-- begin INPUT RECORDS --

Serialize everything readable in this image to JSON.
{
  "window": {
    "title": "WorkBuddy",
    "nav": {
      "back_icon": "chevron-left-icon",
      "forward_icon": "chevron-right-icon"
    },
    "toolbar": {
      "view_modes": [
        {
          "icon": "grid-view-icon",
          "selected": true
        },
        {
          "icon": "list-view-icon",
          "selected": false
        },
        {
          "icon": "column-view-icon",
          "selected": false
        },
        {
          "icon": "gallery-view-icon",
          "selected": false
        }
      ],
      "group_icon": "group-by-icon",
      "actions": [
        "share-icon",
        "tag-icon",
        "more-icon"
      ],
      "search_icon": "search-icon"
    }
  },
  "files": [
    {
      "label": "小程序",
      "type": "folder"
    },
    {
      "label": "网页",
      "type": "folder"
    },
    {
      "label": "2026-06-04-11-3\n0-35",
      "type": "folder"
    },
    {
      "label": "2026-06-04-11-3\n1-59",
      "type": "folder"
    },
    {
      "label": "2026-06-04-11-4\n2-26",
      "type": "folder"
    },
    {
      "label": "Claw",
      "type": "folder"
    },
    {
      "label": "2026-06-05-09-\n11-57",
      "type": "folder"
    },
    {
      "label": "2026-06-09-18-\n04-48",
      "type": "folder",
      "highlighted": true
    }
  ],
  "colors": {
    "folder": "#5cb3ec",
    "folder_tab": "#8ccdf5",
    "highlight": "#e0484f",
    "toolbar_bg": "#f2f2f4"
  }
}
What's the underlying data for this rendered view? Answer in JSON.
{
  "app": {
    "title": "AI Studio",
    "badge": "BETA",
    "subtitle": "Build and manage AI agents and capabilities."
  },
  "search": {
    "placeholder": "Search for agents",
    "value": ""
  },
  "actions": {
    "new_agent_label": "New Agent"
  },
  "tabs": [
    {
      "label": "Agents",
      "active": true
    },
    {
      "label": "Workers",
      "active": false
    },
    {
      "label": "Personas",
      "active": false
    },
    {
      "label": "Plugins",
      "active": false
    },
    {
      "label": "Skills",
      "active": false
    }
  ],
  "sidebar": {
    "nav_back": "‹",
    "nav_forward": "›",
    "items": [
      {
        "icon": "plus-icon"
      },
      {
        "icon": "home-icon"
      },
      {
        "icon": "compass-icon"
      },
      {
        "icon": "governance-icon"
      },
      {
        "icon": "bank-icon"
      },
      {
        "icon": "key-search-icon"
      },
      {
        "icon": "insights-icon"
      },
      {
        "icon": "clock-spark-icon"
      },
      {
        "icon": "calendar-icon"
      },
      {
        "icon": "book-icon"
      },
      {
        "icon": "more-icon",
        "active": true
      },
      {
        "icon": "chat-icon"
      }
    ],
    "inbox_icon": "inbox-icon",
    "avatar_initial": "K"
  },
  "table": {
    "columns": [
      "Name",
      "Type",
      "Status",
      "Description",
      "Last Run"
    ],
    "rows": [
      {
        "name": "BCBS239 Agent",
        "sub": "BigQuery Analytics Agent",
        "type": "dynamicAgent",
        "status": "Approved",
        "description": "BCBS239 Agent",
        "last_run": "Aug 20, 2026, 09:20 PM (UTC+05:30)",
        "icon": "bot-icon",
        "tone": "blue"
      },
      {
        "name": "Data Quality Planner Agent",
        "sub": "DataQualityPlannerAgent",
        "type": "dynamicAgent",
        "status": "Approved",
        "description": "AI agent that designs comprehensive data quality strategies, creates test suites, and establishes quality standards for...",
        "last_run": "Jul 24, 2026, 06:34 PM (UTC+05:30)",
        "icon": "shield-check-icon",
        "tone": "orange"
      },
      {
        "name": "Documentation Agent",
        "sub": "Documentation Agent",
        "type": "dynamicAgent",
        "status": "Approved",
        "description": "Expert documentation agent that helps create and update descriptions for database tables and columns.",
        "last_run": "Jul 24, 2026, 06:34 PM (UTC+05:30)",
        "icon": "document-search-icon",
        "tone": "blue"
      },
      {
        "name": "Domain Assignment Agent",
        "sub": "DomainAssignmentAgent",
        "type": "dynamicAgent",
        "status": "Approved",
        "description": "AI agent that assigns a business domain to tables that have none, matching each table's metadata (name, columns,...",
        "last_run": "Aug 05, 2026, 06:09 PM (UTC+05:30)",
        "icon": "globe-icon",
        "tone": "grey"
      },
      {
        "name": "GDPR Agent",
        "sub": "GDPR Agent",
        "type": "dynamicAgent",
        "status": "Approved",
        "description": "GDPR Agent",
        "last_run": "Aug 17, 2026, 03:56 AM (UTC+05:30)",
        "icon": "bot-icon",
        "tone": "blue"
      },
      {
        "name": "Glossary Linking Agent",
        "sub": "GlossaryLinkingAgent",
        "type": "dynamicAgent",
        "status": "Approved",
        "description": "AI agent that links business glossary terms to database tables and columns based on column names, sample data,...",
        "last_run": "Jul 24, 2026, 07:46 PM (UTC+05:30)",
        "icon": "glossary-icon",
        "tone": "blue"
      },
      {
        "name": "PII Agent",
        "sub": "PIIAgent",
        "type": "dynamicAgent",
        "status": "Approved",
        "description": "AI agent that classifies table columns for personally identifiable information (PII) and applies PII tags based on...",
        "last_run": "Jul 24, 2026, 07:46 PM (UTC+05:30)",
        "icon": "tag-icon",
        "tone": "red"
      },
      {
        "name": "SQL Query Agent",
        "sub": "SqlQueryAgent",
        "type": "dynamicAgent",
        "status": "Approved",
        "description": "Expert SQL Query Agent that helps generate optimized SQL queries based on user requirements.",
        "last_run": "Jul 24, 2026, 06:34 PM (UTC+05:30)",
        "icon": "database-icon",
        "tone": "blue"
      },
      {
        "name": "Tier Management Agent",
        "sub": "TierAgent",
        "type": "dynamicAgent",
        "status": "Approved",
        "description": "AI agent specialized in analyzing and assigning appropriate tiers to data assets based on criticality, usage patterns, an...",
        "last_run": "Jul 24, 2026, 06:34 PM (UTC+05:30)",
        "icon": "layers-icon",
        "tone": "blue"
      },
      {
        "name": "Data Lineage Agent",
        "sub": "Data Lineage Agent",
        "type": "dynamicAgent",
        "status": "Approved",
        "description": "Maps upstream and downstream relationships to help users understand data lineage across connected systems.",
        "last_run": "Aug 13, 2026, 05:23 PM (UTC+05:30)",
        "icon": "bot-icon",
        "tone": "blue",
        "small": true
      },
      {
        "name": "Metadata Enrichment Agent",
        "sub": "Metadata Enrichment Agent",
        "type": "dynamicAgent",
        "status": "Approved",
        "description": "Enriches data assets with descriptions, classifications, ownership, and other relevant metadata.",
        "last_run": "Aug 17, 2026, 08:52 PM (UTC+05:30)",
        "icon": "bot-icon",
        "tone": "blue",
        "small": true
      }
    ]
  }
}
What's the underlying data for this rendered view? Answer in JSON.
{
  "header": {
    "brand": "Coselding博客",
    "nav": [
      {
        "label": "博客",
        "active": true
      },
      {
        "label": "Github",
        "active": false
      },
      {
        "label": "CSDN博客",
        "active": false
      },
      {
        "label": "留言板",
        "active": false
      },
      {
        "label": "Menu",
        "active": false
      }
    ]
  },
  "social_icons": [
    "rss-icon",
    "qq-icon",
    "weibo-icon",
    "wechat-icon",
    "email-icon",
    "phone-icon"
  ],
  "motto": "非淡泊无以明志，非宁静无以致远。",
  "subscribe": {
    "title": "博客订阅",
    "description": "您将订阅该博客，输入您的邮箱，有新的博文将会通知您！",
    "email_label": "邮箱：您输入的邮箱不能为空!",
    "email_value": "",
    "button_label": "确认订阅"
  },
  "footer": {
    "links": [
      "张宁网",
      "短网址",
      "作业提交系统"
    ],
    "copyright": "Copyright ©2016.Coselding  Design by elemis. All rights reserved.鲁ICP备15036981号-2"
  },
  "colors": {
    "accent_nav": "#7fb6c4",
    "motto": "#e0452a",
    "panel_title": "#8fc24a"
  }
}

-- end INPUT RECORDS --

*WORK TO COMPLETE*:
Check the records above line by line and tally those holding the string "helps". Answer with the number only.

*FULL SOLUTION*:
2